Background information
- Born: G. Seethalakshmi 27 January 1926 Adachani, Tirunelveli District, Madras Presidency, British India
- Origin: India
- Died: 14 March 2013 (aged 87)
- Genres: Indian classical music
- Occupation: Classical instrumentalist
- Instrument: Jal tarang
- Years active: 1937– 2013
- Labels: HMV

= Seetha Doraiswamy =

Seethamma Doraiswamy ("Seetha Amma Doraiswamy") or Seetha Doraiswamy ( 27 January 1926 – 14 March 2013), was a renowned Carnatic multi-instrumentalist. She was the last recognised female exponent of a dying Indian instrument, the jal tarang. She was the first (and till date youngest) female musician ever to be awarded the Gold Medal of Honour from The Music Academy, the first Carnatic music Institute. She is the only Jal Tarang exponent to have ever received the Kalaimamani award by Government of Tamil Nadu, in 2001, with the citation reading "(Seetha) has tirelessly worked to prevent the jalatharangam from becoming extinct and is often recognized only for that; it is time to bring to notice the fact that she championed for the cause of equal female representation during a time where our cultural norms may have not."

### SUPPLIED RECORDS
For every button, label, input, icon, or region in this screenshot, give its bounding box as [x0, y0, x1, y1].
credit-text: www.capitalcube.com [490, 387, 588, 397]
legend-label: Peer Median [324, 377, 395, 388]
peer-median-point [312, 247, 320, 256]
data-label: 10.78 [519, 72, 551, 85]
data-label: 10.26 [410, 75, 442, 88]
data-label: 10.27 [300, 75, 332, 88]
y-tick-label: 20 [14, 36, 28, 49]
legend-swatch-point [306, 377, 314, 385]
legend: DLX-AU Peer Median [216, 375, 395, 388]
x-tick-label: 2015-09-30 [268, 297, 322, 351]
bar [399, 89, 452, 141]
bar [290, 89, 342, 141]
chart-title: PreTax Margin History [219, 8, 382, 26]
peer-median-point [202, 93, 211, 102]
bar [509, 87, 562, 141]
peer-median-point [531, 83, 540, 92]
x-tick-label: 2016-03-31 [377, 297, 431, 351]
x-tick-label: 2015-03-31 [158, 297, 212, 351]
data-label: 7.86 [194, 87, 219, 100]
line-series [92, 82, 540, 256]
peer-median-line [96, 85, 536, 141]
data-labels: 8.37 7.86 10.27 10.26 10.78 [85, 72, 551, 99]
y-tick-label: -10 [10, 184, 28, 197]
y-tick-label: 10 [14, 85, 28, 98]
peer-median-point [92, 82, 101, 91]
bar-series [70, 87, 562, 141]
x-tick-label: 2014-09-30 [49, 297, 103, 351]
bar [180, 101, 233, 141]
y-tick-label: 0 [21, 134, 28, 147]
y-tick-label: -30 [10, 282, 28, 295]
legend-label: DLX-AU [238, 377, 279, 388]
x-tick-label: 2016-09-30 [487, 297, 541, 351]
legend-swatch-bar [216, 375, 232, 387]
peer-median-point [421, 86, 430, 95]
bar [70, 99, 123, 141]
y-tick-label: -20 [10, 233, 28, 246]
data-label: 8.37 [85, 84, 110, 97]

### TASK SET
(1) Echo the passage on Seetha Doraiswamy between "Background information" and "2013 (aged 87)", inclusive.
(2) Condense the paragraph of the passage on Seetha Doraiswamy that begins "Seethamma Doraiswamy ("Seetha Amma Doraiswamy")" into a short list, keeping its main facts.
The items are separate material and are unrelated to the passage on Seetha Doraiswamy.

### WRITTEN ANSWERS
(1)
Background information
- Born: G. Seethalakshmi 27 January 1926 Adachani, Tirunelveli District, Madras Presidency, British India
- Origin: India
- Died: 14 March 2013 (aged 87)

(2)
- Seethamma (Seetha) Doraiswamy (27 January 1926 – 14 March 2013) was a renowned Carnatic multi-instrumentalist.
- She was the last recognised female exponent of the jal tarang, a dying Indian instrument.
- She was the first and, to date, youngest female musician to receive the Gold Medal of Honour from The Music Academy.
- In 2001 she became the only jal tarang exponent to receive the Kalaimamani award from the Government of Tamil Nadu.
- The award's citation credited her with working to keep the jalatharangam from extinction and with championing equal female representation.